TASK TO CARRY OUT: Locate and copy each line in the data that contains the word "تهذيب".

Saved entries:

((

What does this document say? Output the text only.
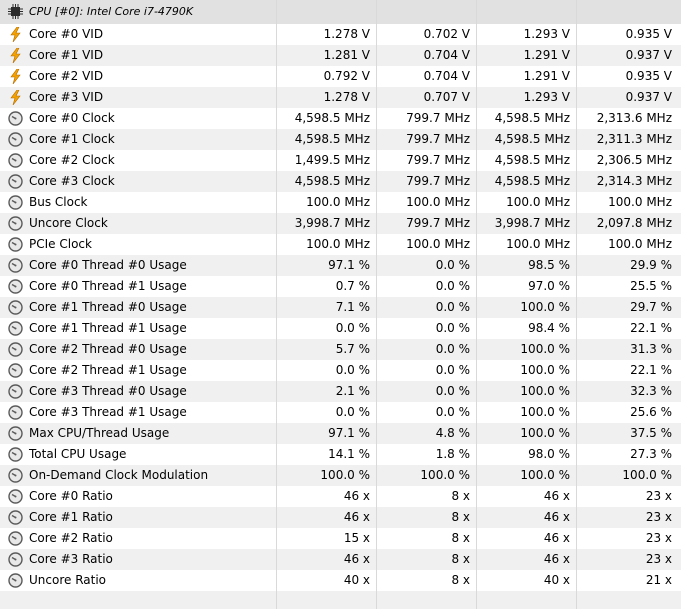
CPU [#0]: Intel Core i7-4790K
Core #0 VID	1.278 V	0.702 V	1.293 V	0.935 V
Core #1 VID	1.281 V	0.704 V	1.291 V	0.937 V
Core #2 VID	0.792 V	0.704 V	1.291 V	0.935 V
Core #3 VID	1.278 V	0.707 V	1.293 V	0.937 V
Core #0 Clock	4,598.5 MHz	799.7 MHz	4,598.5 MHz	2,313.6 MHz
Core #1 Clock	4,598.5 MHz	799.7 MHz	4,598.5 MHz	2,311.3 MHz
Core #2 Clock	1,499.5 MHz	799.7 MHz	4,598.5 MHz	2,306.5 MHz
Core #3 Clock	4,598.5 MHz	799.7 MHz	4,598.5 MHz	2,314.3 MHz
Bus Clock	100.0 MHz	100.0 MHz	100.0 MHz	100.0 MHz
Uncore Clock	3,998.7 MHz	799.7 MHz	3,998.7 MHz	2,097.8 MHz
PCIe Clock	100.0 MHz	100.0 MHz	100.0 MHz	100.0 MHz
Core #0 Thread #0 Usage	97.1 %	0.0 %	98.5 %	29.9 %
Core #0 Thread #1 Usage	0.7 %	0.0 %	97.0 %	25.5 %
Core #1 Thread #0 Usage	7.1 %	0.0 %	100.0 %	29.7 %
Core #1 Thread #1 Usage	0.0 %	0.0 %	98.4 %	22.1 %
Core #2 Thread #0 Usage	5.7 %	0.0 %	100.0 %	31.3 %
Core #2 Thread #1 Usage	0.0 %	0.0 %	100.0 %	22.1 %
Core #3 Thread #0 Usage	2.1 %	0.0 %	100.0 %	32.3 %
Core #3 Thread #1 Usage	0.0 %	0.0 %	100.0 %	25.6 %
Max CPU/Thread Usage	97.1 %	4.8 %	100.0 %	37.5 %
Total CPU Usage	14.1 %	1.8 %	98.0 %	27.3 %
On-Demand Clock Modulation	100.0 %	100.0 %	100.0 %	100.0 %
Core #0 Ratio	46 x	8 x	46 x	23 x
Core #1 Ratio	46 x	8 x	46 x	23 x
Core #2 Ratio	15 x	8 x	46 x	23 x
Core #3 Ratio	46 x	8 x	46 x	23 x
Uncore Ratio	40 x	8 x	40 x	21 x
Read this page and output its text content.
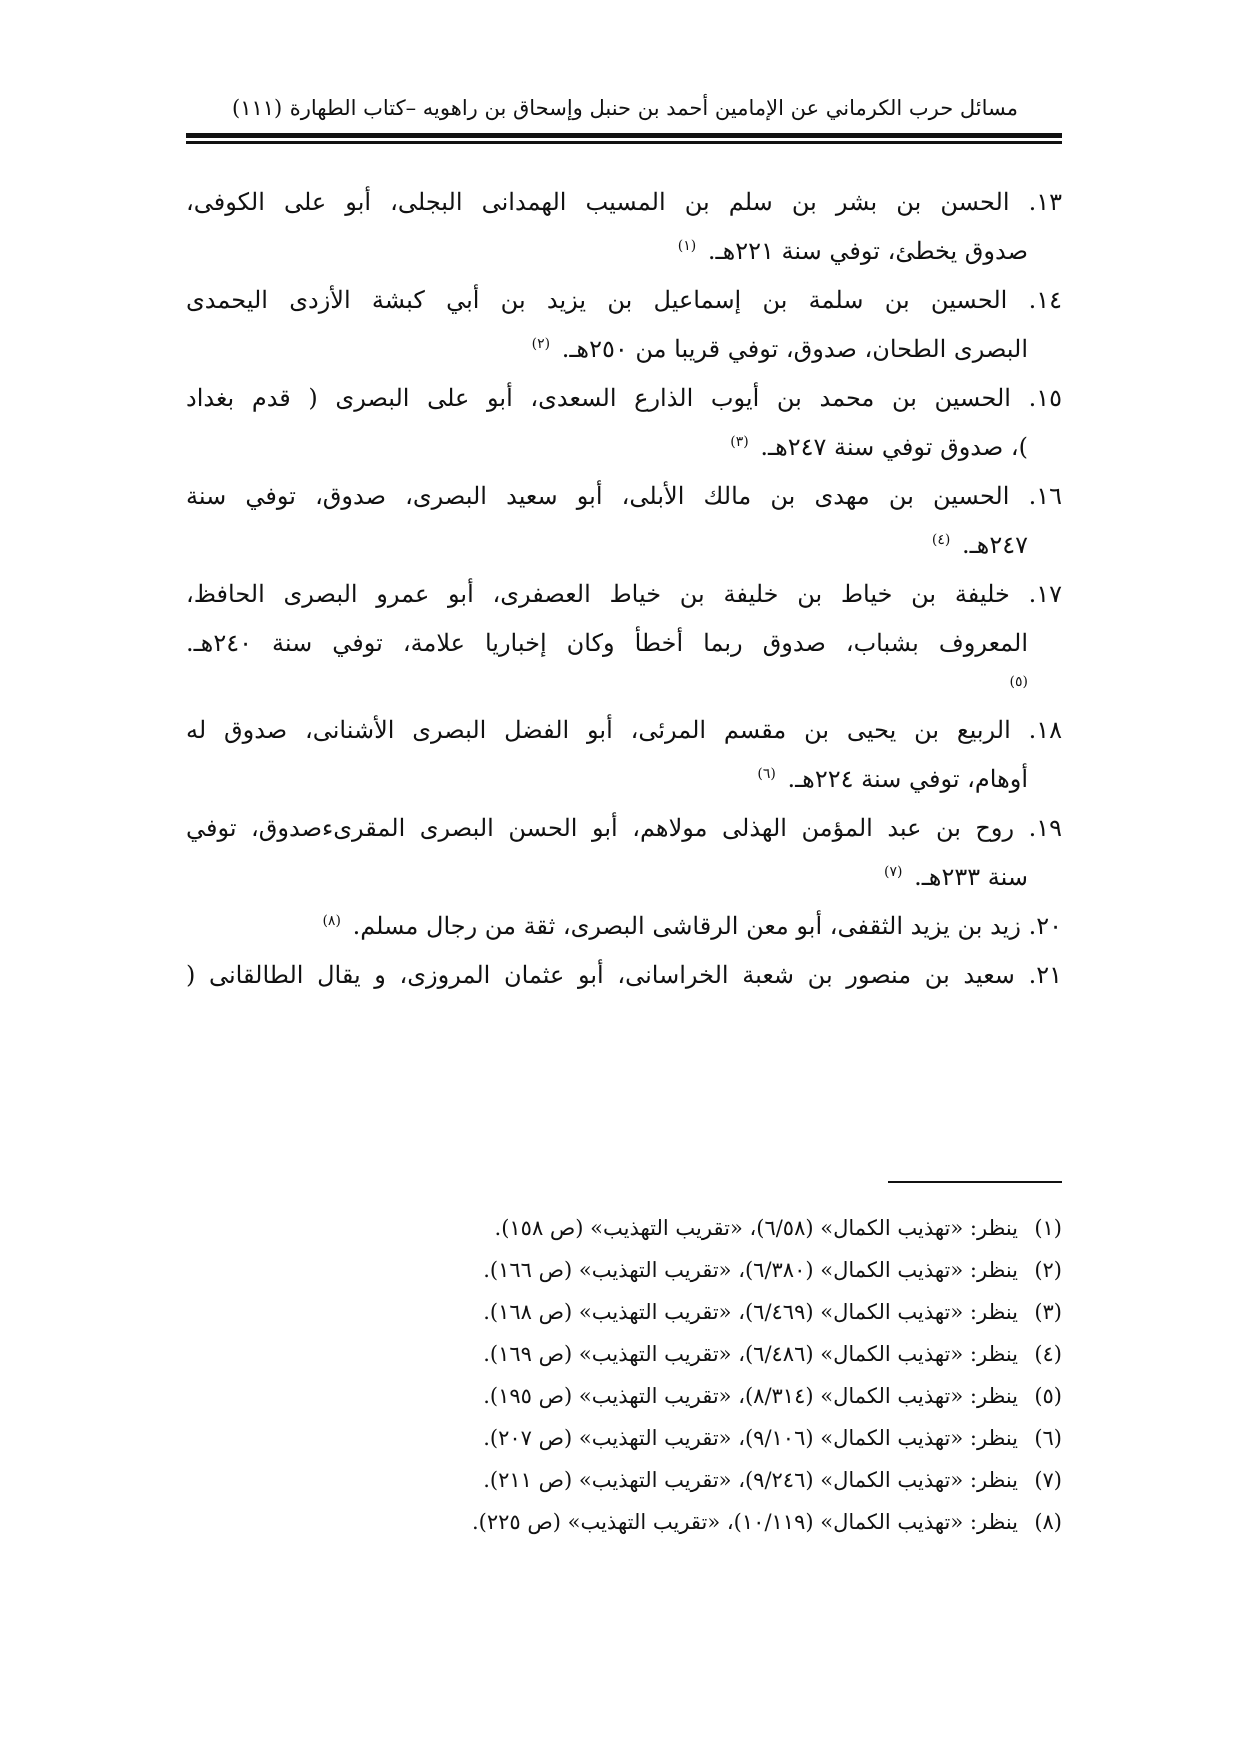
مسائل حرب الكرماني عن الإمامين أحمد بن حنبل وإسحاق بن راهويه –كتاب الطهارة
(١١١)

١٣. الحسن بن بشر بن سلم بن المسيب الهمدانى البجلى، أبو على الكوفى،
صدوق يخطئ، توفي سنة ٢٢١هـ. $^{(١)}$

١٤. الحسين بن سلمة بن إسماعيل بن يزيد بن أبي كبشة الأزدى اليحمدى
البصرى الطحان، صدوق، توفي قريبا من ٢٥٠هـ. $^{(٢)}$

١٥. الحسين بن محمد بن أيوب الذارع السعدى، أبو على البصرى ( قدم بغداد
)، صدوق توفي سنة ٢٤٧هـ. $^{(٣)}$

١٦. الحسين بن مهدى بن مالك الأبلى، أبو سعيد البصرى، صدوق، توفي سنة
٢٤٧هـ. $^{(٤)}$

١٧. خليفة بن خياط بن خليفة بن خياط العصفرى، أبو عمرو البصرى الحافظ،
المعروف بشباب، صدوق ربما أخطأ وكان إخباريا علامة، توفي سنة ٢٤٠هـ.
(٥)

١٨. الربيع بن يحيى بن مقسم المرئى، أبو الفضل البصرى الأشنانى، صدوق له
أوهام، توفي سنة ٢٢٤هـ. $^{(٦)}$

١٩. روح بن عبد المؤمن الهذلى مولاهم، أبو الحسن البصرى المقرىءصدوق، توفي
سنة ٢٣٣هـ. $^{(٧)}$

٢٠. زيد بن يزيد الثقفى، أبو معن الرقاشى البصرى، ثقة من رجال مسلم. $^{(٨)}$

٢١. سعيد بن منصور بن شعبة الخراسانى، أبو عثمان المروزى، و يقال الطالقانى (

(١)ينظر: «تهذيب الكمال» (٦/٥٨)، «تقريب التهذيب» (ص ١٥٨).
(٢)ينظر: «تهذيب الكمال» (٦/٣٨٠)، «تقريب التهذيب» (ص ١٦٦).
(٣)ينظر: «تهذيب الكمال» (٦/٤٦٩)، «تقريب التهذيب» (ص ١٦٨).
(٤)ينظر: «تهذيب الكمال» (٦/٤٨٦)، «تقريب التهذيب» (ص ١٦٩).
(٥)ينظر: «تهذيب الكمال» (٨/٣١٤)، «تقريب التهذيب» (ص ١٩٥).
(٦)ينظر: «تهذيب الكمال» (٩/١٠٦)، «تقريب التهذيب» (ص ٢٠٧).
(٧)ينظر: «تهذيب الكمال» (٩/٢٤٦)، «تقريب التهذيب» (ص ٢١١).
(٨)ينظر: «تهذيب الكمال» (١٠/١١٩)، «تقريب التهذيب» (ص ٢٢٥).
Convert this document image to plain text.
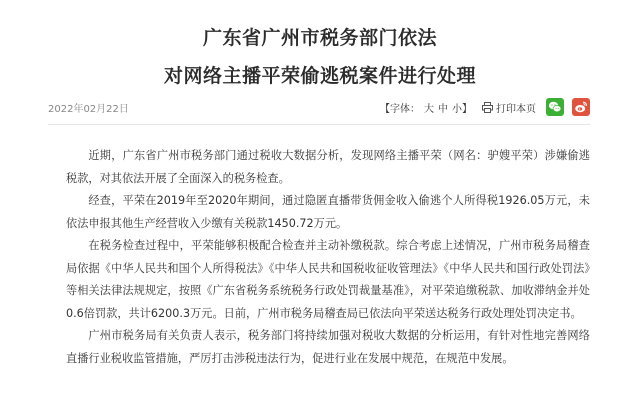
广东省广州市税务部门依法
对网络主播平荣偷逃税案件进行处理
2022年02月22日	【字体： 大 中 小】 打印本页

近期，广东省广州市税务部门通过税收大数据分析，发现网络主播平荣（网名：驴嫂平荣）涉嫌偷逃税款，对其依法开展了全面深入的税务检查。

经查，平荣在2019年至2020年期间，通过隐匿直播带货佣金收入偷逃个人所得税1926.05万元，未依法申报其他生产经营收入少缴有关税款1450.72万元。

在税务检查过程中，平荣能够积极配合检查并主动补缴税款。综合考虑上述情况，广州市税务局稽查局依据《中华人民共和国个人所得税法》《中华人民共和国税收征收管理法》《中华人民共和国行政处罚法》等相关法律法规规定，按照《广东省税务系统税务行政处罚裁量基准》，对平荣追缴税款、加收滞纳金并处0.6倍罚款，共计6200.3万元。日前，广州市税务局稽查局已依法向平荣送达税务行政处理处罚决定书。

广州市税务局有关负责人表示，税务部门将持续加强对税收大数据的分析运用，有针对性地完善网络直播行业税收监管措施，严厉打击涉税违法行为，促进行业在发展中规范，在规范中发展。
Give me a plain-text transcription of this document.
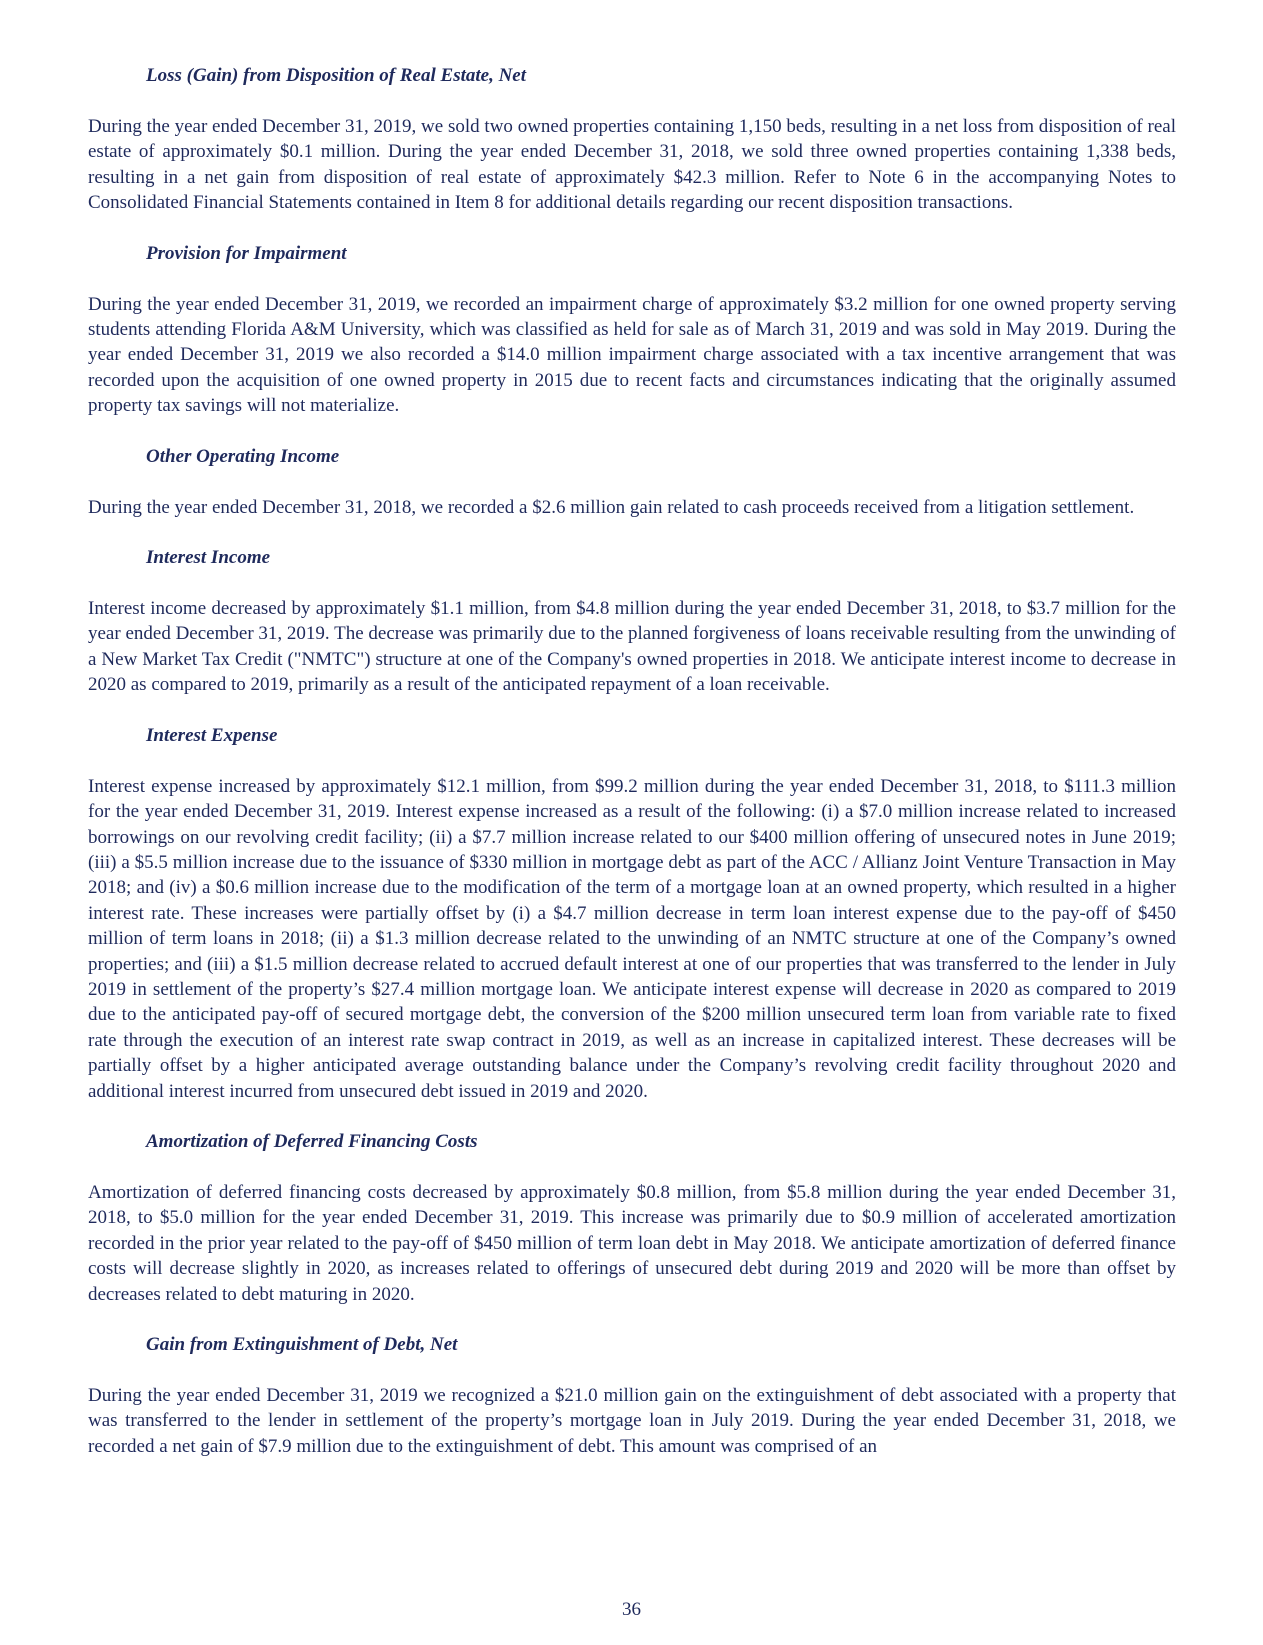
Loss (Gain) from Disposition of Real Estate, Net
During the year ended December 31, 2019, we sold two owned properties containing 1,150 beds, resulting in a net loss from disposition of real estate of approximately $0.1 million. During the year ended December 31, 2018, we sold three owned properties containing 1,338 beds, resulting in a net gain from disposition of real estate of approximately $42.3 million. Refer to Note 6 in the accompanying Notes to Consolidated Financial Statements contained in Item 8 for additional details regarding our recent disposition transactions.
Provision for Impairment
During the year ended December 31, 2019, we recorded an impairment charge of approximately $3.2 million for one owned property serving students attending Florida A&M University, which was classified as held for sale as of March 31, 2019 and was sold in May 2019. During the year ended December 31, 2019 we also recorded a $14.0 million impairment charge associated with a tax incentive arrangement that was recorded upon the acquisition of one owned property in 2015 due to recent facts and circumstances indicating that the originally assumed property tax savings will not materialize.
Other Operating Income
During the year ended December 31, 2018, we recorded a $2.6 million gain related to cash proceeds received from a litigation settlement.
Interest Income
Interest income decreased by approximately $1.1 million, from $4.8 million during the year ended December 31, 2018, to $3.7 million for the year ended December 31, 2019. The decrease was primarily due to the planned forgiveness of loans receivable resulting from the unwinding of a New Market Tax Credit ("NMTC") structure at one of the Company's owned properties in 2018. We anticipate interest income to decrease in 2020 as compared to 2019, primarily as a result of the anticipated repayment of a loan receivable.
Interest Expense
Interest expense increased by approximately $12.1 million, from $99.2 million during the year ended December 31, 2018, to $111.3 million for the year ended December 31, 2019. Interest expense increased as a result of the following: (i) a $7.0 million increase related to increased borrowings on our revolving credit facility; (ii) a $7.7 million increase related to our $400 million offering of unsecured notes in June 2019; (iii) a $5.5 million increase due to the issuance of $330 million in mortgage debt as part of the ACC / Allianz Joint Venture Transaction in May 2018; and (iv) a $0.6 million increase due to the modification of the term of a mortgage loan at an owned property, which resulted in a higher interest rate. These increases were partially offset by (i) a $4.7 million decrease in term loan interest expense due to the pay-off of $450 million of term loans in 2018; (ii) a $1.3 million decrease related to the unwinding of an NMTC structure at one of the Company’s owned properties; and (iii) a $1.5 million decrease related to accrued default interest at one of our properties that was transferred to the lender in July 2019 in settlement of the property’s $27.4 million mortgage loan. We anticipate interest expense will decrease in 2020 as compared to 2019 due to the anticipated pay-off of secured mortgage debt, the conversion of the $200 million unsecured term loan from variable rate to fixed rate through the execution of an interest rate swap contract in 2019, as well as an increase in capitalized interest. These decreases will be partially offset by a higher anticipated average outstanding balance under the Company’s revolving credit facility throughout 2020 and additional interest incurred from unsecured debt issued in 2019 and 2020.
Amortization of Deferred Financing Costs
Amortization of deferred financing costs decreased by approximately $0.8 million, from $5.8 million during the year ended December 31, 2018, to $5.0 million for the year ended December 31, 2019. This increase was primarily due to $0.9 million of accelerated amortization recorded in the prior year related to the pay-off of $450 million of term loan debt in May 2018. We anticipate amortization of deferred finance costs will decrease slightly in 2020, as increases related to offerings of unsecured debt during 2019 and 2020 will be more than offset by decreases related to debt maturing in 2020.
Gain from Extinguishment of Debt, Net
During the year ended December 31, 2019 we recognized a $21.0 million gain on the extinguishment of debt associated with a property that was transferred to the lender in settlement of the property’s mortgage loan in July 2019. During the year ended December 31, 2018, we recorded a net gain of $7.9 million due to the extinguishment of debt. This amount was comprised of an
36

))

EXPECTED OUTPUT:
(١)ينظر: «تهذيب الكمال» (٦/٥٨)، «تقريب التهذيب» (ص ١٥٨).
(٢)ينظر: «تهذيب الكمال» (٦/٣٨٠)، «تقريب التهذيب» (ص ١٦٦).
(٣)ينظر: «تهذيب الكمال» (٦/٤٦٩)، «تقريب التهذيب» (ص ١٦٨).
(٤)ينظر: «تهذيب الكمال» (٦/٤٨٦)، «تقريب التهذيب» (ص ١٦٩).
(٥)ينظر: «تهذيب الكمال» (٨/٣١٤)، «تقريب التهذيب» (ص ١٩٥).
(٦)ينظر: «تهذيب الكمال» (٩/١٠٦)، «تقريب التهذيب» (ص ٢٠٧).
(٧)ينظر: «تهذيب الكمال» (٩/٢٤٦)، «تقريب التهذيب» (ص ٢١١).
(٨)ينظر: «تهذيب الكمال» (١٠/١١٩)، «تقريب التهذيب» (ص ٢٢٥).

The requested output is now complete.